PROBLEM DETAILS:
Below are records to repeat exactly. Omit the pictures from the copy.

RECORDS:
• • •
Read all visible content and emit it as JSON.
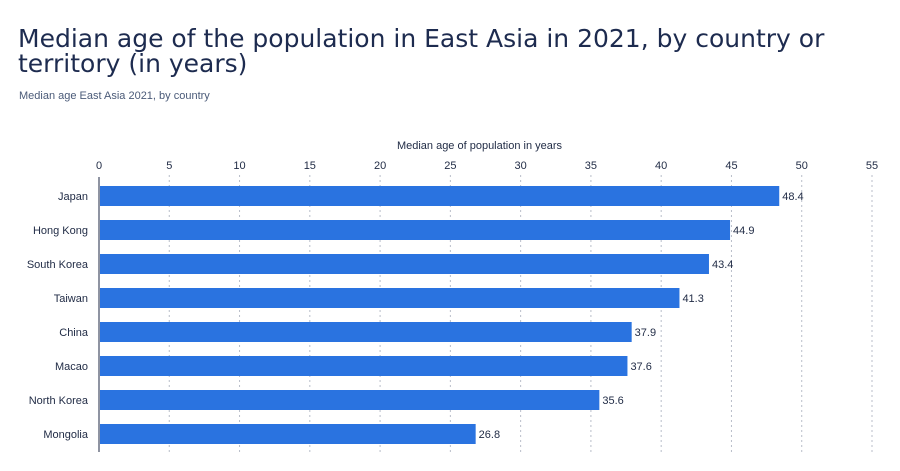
{
  "header": {
    "title": "Median age of the population in East Asia in 2021, by country or territory (in years)",
    "subtitle": "Median age East Asia 2021, by country"
  },
  "colors": {
    "bar": "#2a73e0",
    "grid": "#b8bec9",
    "axis": "#1f2a44",
    "title": "#1d2b4f"
  },
  "chart_data": {
    "type": "bar",
    "orientation": "horizontal",
    "title": "Median age of the population in East Asia in 2021, by country or territory (in years)",
    "subtitle": "Median age East Asia 2021, by country",
    "xlabel": "Median age of population in years",
    "ylabel": "",
    "xlim": [
      0,
      55
    ],
    "xticks": [
      0,
      5,
      10,
      15,
      20,
      25,
      30,
      35,
      40,
      45,
      50,
      55
    ],
    "axis_position": "top",
    "grid": true,
    "categories": [
      "Japan",
      "Hong Kong",
      "South Korea",
      "Taiwan",
      "China",
      "Macao",
      "North Korea",
      "Mongolia"
    ],
    "values": [
      48.4,
      44.9,
      43.4,
      41.3,
      37.9,
      37.6,
      35.6,
      26.8
    ],
    "value_labels": [
      "48.4",
      "44.9",
      "43.4",
      "41.3",
      "37.9",
      "37.6",
      "35.6",
      "26.8"
    ]
  }
}
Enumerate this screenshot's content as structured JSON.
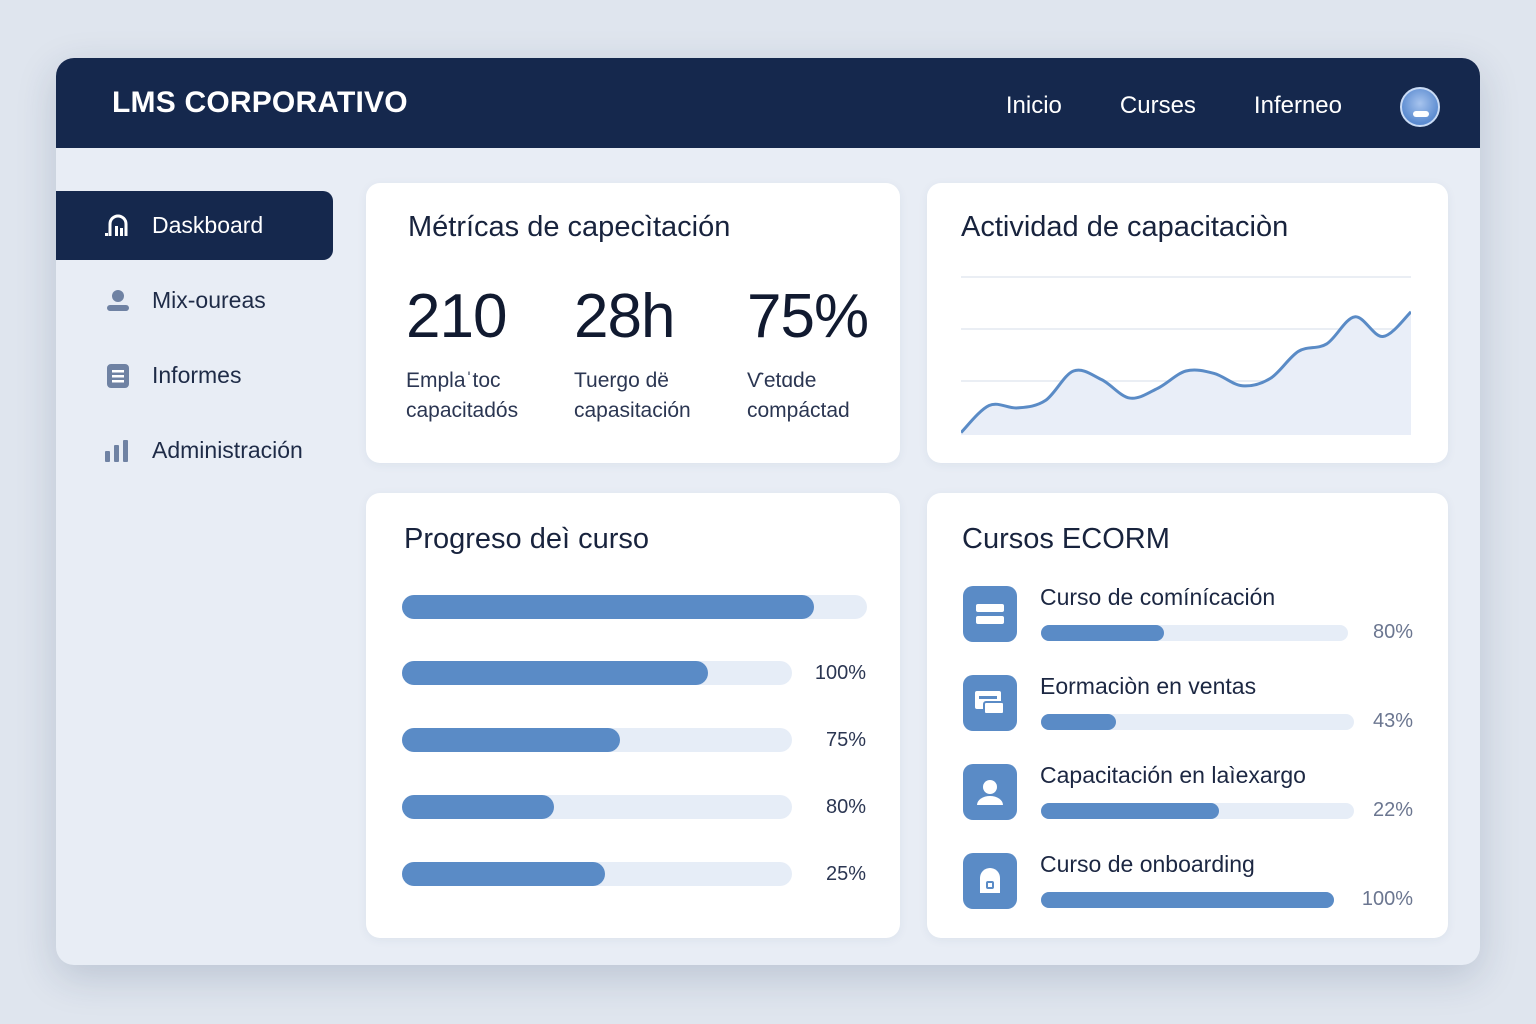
• • •
EXERCISE ANSWER:
Read all visible content and emit it as JSON.
{
  "header": {
    "title": "Median age of the population in East Asia in 2021, by country or territory (in years)",
    "subtitle": "Median age East Asia 2021, by country"
  },
  "colors": {
    "bar": "#2a73e0",
    "grid": "#b8bec9",
    "axis": "#1f2a44",
    "title": "#1d2b4f"
  },
  "chart_data": {
    "type": "bar",
    "orientation": "horizontal",
    "title": "Median age of the population in East Asia in 2021, by country or territory (in years)",
    "subtitle": "Median age East Asia 2021, by country",
    "xlabel": "Median age of population in years",
    "ylabel": "",
    "xlim": [
      0,
      55
    ],
    "xticks": [
      0,
      5,
      10,
      15,
      20,
      25,
      30,
      35,
      40,
      45,
      50,
      55
    ],
    "axis_position": "top",
    "grid": true,
    "categories": [
      "Japan",
      "Hong Kong",
      "South Korea",
      "Taiwan",
      "China",
      "Macao",
      "North Korea",
      "Mongolia"
    ],
    "values": [
      48.4,
      44.9,
      43.4,
      41.3,
      37.9,
      37.6,
      35.6,
      26.8
    ],
    "value_labels": [
      "48.4",
      "44.9",
      "43.4",
      "41.3",
      "37.9",
      "37.6",
      "35.6",
      "26.8"
    ]
  }
}
Enumerate this screenshot's content as structured JSON.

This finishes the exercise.